| Records shown |
--------

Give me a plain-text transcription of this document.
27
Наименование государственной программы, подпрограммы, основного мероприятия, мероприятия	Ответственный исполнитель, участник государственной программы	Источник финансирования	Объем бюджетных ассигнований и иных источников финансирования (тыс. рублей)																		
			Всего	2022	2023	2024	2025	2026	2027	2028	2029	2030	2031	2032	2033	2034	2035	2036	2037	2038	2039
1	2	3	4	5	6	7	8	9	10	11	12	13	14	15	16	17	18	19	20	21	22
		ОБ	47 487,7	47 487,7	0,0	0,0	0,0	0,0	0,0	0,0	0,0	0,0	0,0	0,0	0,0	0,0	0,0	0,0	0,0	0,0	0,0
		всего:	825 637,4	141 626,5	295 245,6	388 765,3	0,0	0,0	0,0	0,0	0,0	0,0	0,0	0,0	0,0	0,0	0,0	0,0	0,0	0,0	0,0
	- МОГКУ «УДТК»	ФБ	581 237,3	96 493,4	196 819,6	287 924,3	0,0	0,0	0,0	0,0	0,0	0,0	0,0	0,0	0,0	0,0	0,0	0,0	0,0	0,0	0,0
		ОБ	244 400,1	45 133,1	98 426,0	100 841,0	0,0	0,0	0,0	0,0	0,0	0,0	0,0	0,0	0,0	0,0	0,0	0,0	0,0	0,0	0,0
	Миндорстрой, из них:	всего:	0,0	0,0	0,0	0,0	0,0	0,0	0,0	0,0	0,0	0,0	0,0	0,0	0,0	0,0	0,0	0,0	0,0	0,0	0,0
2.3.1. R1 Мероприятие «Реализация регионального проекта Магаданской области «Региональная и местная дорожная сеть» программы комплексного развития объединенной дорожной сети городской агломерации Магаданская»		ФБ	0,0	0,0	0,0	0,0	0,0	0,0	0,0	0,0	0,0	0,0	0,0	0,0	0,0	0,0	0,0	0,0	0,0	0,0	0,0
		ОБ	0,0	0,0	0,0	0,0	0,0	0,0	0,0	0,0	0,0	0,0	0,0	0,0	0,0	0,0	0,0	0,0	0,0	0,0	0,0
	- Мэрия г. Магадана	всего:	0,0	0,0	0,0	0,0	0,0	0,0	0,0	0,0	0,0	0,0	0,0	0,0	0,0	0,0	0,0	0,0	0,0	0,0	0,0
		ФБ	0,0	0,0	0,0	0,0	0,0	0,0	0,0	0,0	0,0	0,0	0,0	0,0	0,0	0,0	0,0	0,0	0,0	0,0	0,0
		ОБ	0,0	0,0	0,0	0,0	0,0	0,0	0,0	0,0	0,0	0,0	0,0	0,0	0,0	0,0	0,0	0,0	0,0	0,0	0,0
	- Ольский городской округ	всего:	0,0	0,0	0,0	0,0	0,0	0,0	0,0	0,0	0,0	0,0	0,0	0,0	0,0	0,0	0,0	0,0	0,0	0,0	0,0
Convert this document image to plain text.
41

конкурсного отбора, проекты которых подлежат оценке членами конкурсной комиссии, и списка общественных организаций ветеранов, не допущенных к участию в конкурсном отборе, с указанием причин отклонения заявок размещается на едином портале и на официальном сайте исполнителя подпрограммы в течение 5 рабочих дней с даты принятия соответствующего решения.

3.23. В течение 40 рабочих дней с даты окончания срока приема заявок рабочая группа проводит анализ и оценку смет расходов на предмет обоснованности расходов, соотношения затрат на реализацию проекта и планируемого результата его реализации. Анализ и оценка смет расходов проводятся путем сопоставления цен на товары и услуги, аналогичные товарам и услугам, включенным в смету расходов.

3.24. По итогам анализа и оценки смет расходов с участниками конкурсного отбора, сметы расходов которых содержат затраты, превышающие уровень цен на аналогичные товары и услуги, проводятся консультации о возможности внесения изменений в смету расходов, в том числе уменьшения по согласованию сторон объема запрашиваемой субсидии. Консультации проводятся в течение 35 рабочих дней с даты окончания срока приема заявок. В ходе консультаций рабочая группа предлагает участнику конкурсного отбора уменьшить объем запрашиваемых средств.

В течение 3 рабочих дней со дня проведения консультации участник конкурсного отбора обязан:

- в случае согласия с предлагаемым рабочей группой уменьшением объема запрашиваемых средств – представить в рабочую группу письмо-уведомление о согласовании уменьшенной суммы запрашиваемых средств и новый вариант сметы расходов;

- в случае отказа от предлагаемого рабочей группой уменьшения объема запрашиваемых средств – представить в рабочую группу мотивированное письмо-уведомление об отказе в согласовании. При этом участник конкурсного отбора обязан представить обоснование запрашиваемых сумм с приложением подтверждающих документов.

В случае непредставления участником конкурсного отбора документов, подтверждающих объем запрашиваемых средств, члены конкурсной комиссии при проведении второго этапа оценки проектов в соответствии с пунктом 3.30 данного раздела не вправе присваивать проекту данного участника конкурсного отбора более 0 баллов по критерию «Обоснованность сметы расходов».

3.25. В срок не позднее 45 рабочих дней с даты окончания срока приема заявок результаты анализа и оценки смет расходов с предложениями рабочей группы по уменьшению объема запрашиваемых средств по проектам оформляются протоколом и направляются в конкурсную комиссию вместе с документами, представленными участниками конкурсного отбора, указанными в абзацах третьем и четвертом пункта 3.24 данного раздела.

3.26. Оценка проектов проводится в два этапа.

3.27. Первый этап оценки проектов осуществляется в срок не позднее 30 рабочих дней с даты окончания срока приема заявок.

--------

| Stated goal |
Repeat every entry exactly as written above.

| Result for this exercise |
Give me a plain-text transcription of this document.
27
Наименование государственной программы, подпрограммы, основного мероприятия, мероприятия	Ответственный исполнитель, участник государственной программы	Источник финансирования	Объем бюджетных ассигнований и иных источников финансирования (тыс. рублей)																		
			Всего	2022	2023	2024	2025	2026	2027	2028	2029	2030	2031	2032	2033	2034	2035	2036	2037	2038	2039
1	2	3	4	5	6	7	8	9	10	11	12	13	14	15	16	17	18	19	20	21	22
		ОБ	47 487,7	47 487,7	0,0	0,0	0,0	0,0	0,0	0,0	0,0	0,0	0,0	0,0	0,0	0,0	0,0	0,0	0,0	0,0	0,0
		всего:	825 637,4	141 626,5	295 245,6	388 765,3	0,0	0,0	0,0	0,0	0,0	0,0	0,0	0,0	0,0	0,0	0,0	0,0	0,0	0,0	0,0
	- МОГКУ «УДТК»	ФБ	581 237,3	96 493,4	196 819,6	287 924,3	0,0	0,0	0,0	0,0	0,0	0,0	0,0	0,0	0,0	0,0	0,0	0,0	0,0	0,0	0,0
		ОБ	244 400,1	45 133,1	98 426,0	100 841,0	0,0	0,0	0,0	0,0	0,0	0,0	0,0	0,0	0,0	0,0	0,0	0,0	0,0	0,0	0,0
	Миндорстрой, из них:	всего:	0,0	0,0	0,0	0,0	0,0	0,0	0,0	0,0	0,0	0,0	0,0	0,0	0,0	0,0	0,0	0,0	0,0	0,0	0,0
2.3.1. R1 Мероприятие «Реализация регионального проекта Магаданской области «Региональная и местная дорожная сеть» программы комплексного развития объединенной дорожной сети городской агломерации Магаданская»		ФБ	0,0	0,0	0,0	0,0	0,0	0,0	0,0	0,0	0,0	0,0	0,0	0,0	0,0	0,0	0,0	0,0	0,0	0,0	0,0
		ОБ	0,0	0,0	0,0	0,0	0,0	0,0	0,0	0,0	0,0	0,0	0,0	0,0	0,0	0,0	0,0	0,0	0,0	0,0	0,0
	- Мэрия г. Магадана	всего:	0,0	0,0	0,0	0,0	0,0	0,0	0,0	0,0	0,0	0,0	0,0	0,0	0,0	0,0	0,0	0,0	0,0	0,0	0,0
		ФБ	0,0	0,0	0,0	0,0	0,0	0,0	0,0	0,0	0,0	0,0	0,0	0,0	0,0	0,0	0,0	0,0	0,0	0,0	0,0
		ОБ	0,0	0,0	0,0	0,0	0,0	0,0	0,0	0,0	0,0	0,0	0,0	0,0	0,0	0,0	0,0	0,0	0,0	0,0	0,0
	- Ольский городской округ	всего:	0,0	0,0	0,0	0,0	0,0	0,0	0,0	0,0	0,0	0,0	0,0	0,0	0,0	0,0	0,0	0,0	0,0	0,0	0,0
Convert this document image to plain text.
41

конкурсного отбора, проекты которых подлежат оценке членами конкурсной комиссии, и списка общественных организаций ветеранов, не допущенных к участию в конкурсном отборе, с указанием причин отклонения заявок размещается на едином портале и на официальном сайте исполнителя подпрограммы в течение 5 рабочих дней с даты принятия соответствующего решения.

3.23. В течение 40 рабочих дней с даты окончания срока приема заявок рабочая группа проводит анализ и оценку смет расходов на предмет обоснованности расходов, соотношения затрат на реализацию проекта и планируемого результата его реализации. Анализ и оценка смет расходов проводятся путем сопоставления цен на товары и услуги, аналогичные товарам и услугам, включенным в смету расходов.

3.24. По итогам анализа и оценки смет расходов с участниками конкурсного отбора, сметы расходов которых содержат затраты, превышающие уровень цен на аналогичные товары и услуги, проводятся консультации о возможности внесения изменений в смету расходов, в том числе уменьшения по согласованию сторон объема запрашиваемой субсидии. Консультации проводятся в течение 35 рабочих дней с даты окончания срока приема заявок. В ходе консультаций рабочая группа предлагает участнику конкурсного отбора уменьшить объем запрашиваемых средств.

В течение 3 рабочих дней со дня проведения консультации участник конкурсного отбора обязан:

- в случае согласия с предлагаемым рабочей группой уменьшением объема запрашиваемых средств – представить в рабочую группу письмо-уведомление о согласовании уменьшенной суммы запрашиваемых средств и новый вариант сметы расходов;

- в случае отказа от предлагаемого рабочей группой уменьшения объема запрашиваемых средств – представить в рабочую группу мотивированное письмо-уведомление об отказе в согласовании. При этом участник конкурсного отбора обязан представить обоснование запрашиваемых сумм с приложением подтверждающих документов.

В случае непредставления участником конкурсного отбора документов, подтверждающих объем запрашиваемых средств, члены конкурсной комиссии при проведении второго этапа оценки проектов в соответствии с пунктом 3.30 данного раздела не вправе присваивать проекту данного участника конкурсного отбора более 0 баллов по критерию «Обоснованность сметы расходов».

3.25. В срок не позднее 45 рабочих дней с даты окончания срока приема заявок результаты анализа и оценки смет расходов с предложениями рабочей группы по уменьшению объема запрашиваемых средств по проектам оформляются протоколом и направляются в конкурсную комиссию вместе с документами, представленными участниками конкурсного отбора, указанными в абзацах третьем и четвертом пункта 3.24 данного раздела.

3.26. Оценка проектов проводится в два этапа.

3.27. Первый этап оценки проектов осуществляется в срок не позднее 30 рабочих дней с даты окончания срока приема заявок.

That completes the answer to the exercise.